TASK TO COMPLETE :: Present the data once more in exactly its original form.

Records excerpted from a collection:
···

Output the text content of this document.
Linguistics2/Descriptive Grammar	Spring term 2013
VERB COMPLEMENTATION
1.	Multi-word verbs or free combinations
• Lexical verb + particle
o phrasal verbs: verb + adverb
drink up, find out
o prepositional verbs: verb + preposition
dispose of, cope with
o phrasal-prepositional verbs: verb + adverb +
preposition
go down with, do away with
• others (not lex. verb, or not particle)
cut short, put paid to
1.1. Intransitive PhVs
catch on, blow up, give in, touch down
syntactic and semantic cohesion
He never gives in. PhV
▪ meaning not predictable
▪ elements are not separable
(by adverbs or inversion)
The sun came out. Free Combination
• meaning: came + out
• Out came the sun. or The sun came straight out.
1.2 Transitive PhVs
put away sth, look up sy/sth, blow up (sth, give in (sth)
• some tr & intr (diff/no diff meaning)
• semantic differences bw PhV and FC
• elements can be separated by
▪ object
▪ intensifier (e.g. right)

···

SOLUTION TO THIS TASK ::
Output the text content of this document.
Linguistics2/Descriptive Grammar	Spring term 2013
VERB COMPLEMENTATION
1.	Multi-word verbs or free combinations
• Lexical verb + particle
o phrasal verbs: verb + adverb
drink up, find out
o prepositional verbs: verb + preposition
dispose of, cope with
o phrasal-prepositional verbs: verb + adverb +
preposition
go down with, do away with
• others (not lex. verb, or not particle)
cut short, put paid to
1.1. Intransitive PhVs
catch on, blow up, give in, touch down
syntactic and semantic cohesion
He never gives in. PhV
▪ meaning not predictable
▪ elements are not separable
(by adverbs or inversion)
The sun came out. Free Combination
• meaning: came + out
• Out came the sun. or The sun came straight out.
1.2 Transitive PhVs
put away sth, look up sy/sth, blow up (sth, give in (sth)
• some tr & intr (diff/no diff meaning)
• semantic differences bw PhV and FC
• elements can be separated by
▪ object
▪ intensifier (e.g. right)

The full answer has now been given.